Recorded data
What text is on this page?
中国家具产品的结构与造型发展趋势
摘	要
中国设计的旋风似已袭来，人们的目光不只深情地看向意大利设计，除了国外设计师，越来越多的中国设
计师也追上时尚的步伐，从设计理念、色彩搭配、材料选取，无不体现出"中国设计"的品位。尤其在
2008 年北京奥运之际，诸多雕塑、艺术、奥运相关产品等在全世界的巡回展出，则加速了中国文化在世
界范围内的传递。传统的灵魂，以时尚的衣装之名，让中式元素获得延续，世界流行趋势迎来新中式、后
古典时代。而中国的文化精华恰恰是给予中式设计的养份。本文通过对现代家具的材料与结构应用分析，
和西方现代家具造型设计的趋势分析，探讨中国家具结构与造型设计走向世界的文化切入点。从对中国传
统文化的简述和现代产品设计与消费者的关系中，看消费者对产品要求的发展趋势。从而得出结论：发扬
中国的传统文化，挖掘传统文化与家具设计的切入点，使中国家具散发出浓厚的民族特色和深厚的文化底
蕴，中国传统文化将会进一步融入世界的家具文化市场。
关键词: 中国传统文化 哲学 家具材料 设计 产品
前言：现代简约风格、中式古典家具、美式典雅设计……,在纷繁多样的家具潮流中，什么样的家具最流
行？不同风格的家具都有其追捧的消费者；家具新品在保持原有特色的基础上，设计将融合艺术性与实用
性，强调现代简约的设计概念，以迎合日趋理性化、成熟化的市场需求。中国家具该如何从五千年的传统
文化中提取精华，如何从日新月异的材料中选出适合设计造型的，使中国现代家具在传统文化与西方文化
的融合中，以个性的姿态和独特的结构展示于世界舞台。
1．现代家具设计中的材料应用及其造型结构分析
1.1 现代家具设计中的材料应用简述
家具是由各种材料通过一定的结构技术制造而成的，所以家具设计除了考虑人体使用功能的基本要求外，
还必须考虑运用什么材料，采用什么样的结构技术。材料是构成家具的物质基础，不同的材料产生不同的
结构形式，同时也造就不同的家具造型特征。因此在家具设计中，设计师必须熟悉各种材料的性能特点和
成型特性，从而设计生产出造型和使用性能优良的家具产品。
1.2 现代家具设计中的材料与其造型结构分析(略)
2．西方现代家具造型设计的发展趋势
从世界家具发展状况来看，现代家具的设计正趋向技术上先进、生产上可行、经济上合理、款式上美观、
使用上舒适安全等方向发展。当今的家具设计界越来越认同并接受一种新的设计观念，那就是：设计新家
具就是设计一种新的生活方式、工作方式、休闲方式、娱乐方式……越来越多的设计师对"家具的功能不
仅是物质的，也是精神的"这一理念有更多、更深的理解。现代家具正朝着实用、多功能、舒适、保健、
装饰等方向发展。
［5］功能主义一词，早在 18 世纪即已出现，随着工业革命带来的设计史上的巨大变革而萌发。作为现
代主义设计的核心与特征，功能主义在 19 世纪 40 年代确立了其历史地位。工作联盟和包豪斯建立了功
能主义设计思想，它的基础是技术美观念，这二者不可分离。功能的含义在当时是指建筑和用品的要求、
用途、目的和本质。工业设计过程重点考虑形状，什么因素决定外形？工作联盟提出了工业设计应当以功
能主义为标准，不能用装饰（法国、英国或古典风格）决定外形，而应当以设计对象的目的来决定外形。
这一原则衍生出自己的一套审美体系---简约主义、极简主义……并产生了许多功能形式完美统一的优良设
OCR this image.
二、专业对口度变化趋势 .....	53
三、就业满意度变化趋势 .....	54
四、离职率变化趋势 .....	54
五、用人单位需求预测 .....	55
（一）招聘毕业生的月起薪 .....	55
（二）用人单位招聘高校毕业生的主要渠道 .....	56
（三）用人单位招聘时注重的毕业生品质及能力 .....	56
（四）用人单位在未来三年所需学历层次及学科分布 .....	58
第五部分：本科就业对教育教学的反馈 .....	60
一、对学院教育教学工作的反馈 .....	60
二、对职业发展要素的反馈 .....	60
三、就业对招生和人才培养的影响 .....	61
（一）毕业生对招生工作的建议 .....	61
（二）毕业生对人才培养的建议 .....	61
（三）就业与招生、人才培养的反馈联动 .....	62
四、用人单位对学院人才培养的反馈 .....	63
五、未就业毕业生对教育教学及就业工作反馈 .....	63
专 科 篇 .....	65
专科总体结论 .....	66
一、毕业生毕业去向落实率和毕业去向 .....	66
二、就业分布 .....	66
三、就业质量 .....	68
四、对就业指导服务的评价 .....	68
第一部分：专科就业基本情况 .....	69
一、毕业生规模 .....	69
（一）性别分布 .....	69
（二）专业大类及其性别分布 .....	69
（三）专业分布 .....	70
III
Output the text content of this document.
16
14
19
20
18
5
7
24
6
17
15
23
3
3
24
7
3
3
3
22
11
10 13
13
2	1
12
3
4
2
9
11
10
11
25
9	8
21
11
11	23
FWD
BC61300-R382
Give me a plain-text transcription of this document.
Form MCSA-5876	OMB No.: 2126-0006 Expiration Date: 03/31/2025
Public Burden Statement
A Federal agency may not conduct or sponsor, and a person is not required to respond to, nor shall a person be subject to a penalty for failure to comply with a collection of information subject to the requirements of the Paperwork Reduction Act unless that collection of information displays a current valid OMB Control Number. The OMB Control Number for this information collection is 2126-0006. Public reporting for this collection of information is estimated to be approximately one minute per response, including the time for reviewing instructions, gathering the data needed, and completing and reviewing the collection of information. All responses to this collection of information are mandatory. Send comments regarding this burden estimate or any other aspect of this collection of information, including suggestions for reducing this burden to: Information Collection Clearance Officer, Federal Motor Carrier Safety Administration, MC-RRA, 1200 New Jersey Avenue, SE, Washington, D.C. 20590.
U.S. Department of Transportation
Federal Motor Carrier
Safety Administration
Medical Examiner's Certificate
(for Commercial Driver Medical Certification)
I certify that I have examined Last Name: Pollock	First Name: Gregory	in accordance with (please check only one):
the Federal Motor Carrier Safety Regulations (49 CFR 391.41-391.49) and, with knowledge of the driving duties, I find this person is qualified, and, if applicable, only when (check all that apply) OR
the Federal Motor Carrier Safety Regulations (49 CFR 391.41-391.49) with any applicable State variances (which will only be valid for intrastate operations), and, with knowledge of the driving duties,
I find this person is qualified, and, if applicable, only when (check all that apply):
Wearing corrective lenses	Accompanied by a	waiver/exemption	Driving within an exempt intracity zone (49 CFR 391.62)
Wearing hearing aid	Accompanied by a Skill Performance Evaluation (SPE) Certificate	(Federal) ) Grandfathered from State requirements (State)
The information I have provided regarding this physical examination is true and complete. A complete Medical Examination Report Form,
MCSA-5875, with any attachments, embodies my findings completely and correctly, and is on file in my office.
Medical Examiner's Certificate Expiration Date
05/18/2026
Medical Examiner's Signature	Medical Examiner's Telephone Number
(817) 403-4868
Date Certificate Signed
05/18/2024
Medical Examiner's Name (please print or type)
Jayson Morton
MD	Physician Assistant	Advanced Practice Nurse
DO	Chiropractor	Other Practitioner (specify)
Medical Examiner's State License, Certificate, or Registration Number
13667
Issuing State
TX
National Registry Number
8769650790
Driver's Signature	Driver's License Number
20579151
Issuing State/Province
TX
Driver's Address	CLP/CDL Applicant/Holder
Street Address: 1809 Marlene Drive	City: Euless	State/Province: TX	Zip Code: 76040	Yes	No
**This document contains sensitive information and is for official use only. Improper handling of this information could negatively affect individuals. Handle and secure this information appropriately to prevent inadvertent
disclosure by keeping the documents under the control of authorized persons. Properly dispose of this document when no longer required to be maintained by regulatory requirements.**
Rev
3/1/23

* _SET TASK_: Report every line in the data above in which the word "MCSA" appears.

* _CORRECT RESPONSE_:
Form MCSA-5876	OMB No.: 2126-0006 Expiration Date: 03/31/2025
MCSA-5875, with any attachments, embodies my findings completely and correctly, and is on file in my office.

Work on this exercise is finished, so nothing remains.